# OBJECTIVE
What lines of the data include the string "Model"? Copy them all.

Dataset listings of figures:
========================================================================

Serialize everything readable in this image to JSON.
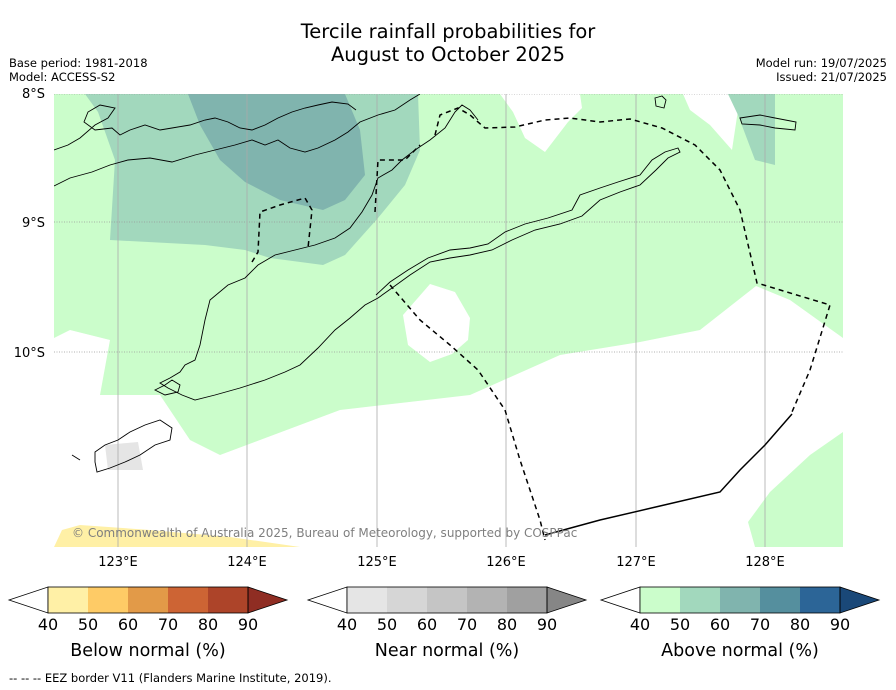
{
  "title_line1": "Tercile rainfall probabilities for",
  "title_line2": "August to October 2025",
  "base_period": "Base period: 1981-2018",
  "model": "Model: ACCESS-S2",
  "model_run": "Model run: 19/07/2025",
  "issued": "Issued: 21/07/2025",
  "lat_labels": [
    "8°S",
    "9°S",
    "10°S"
  ],
  "lon_labels": [
    "123°E",
    "124°E",
    "125°E",
    "126°E",
    "127°E",
    "128°E"
  ],
  "copyright": "© Commonwealth of Australia 2025, Bureau of Meteorology, supported by COSPPac",
  "colorbars": [
    {
      "title": "Below normal (%)",
      "ticks": [
        "40",
        "50",
        "60",
        "70",
        "80",
        "90"
      ],
      "colors": [
        "#ffffff",
        "#fff0a6",
        "#fecb66",
        "#e29a48",
        "#cd6434",
        "#ad4429",
        "#8f2d23"
      ]
    },
    {
      "title": "Near normal (%)",
      "ticks": [
        "40",
        "50",
        "60",
        "70",
        "80",
        "90"
      ],
      "colors": [
        "#ffffff",
        "#e5e5e5",
        "#d6d6d6",
        "#c5c5c5",
        "#b3b3b3",
        "#a0a0a0",
        "#868686"
      ]
    },
    {
      "title": "Above normal (%)",
      "ticks": [
        "40",
        "50",
        "60",
        "70",
        "80",
        "90"
      ],
      "colors": [
        "#ffffff",
        "#cbfdcb",
        "#a2d8bd",
        "#80b4ae",
        "#558f9e",
        "#2c6597",
        "#1a4878"
      ]
    }
  ],
  "footnote": "--  --  -- EEZ border V11 (Flanders Marine Institute, 2019)."
}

========================================================================

# ANSWER
  "model": "Model: ACCESS-S2",
  "model_run": "Model run: 19/07/2025",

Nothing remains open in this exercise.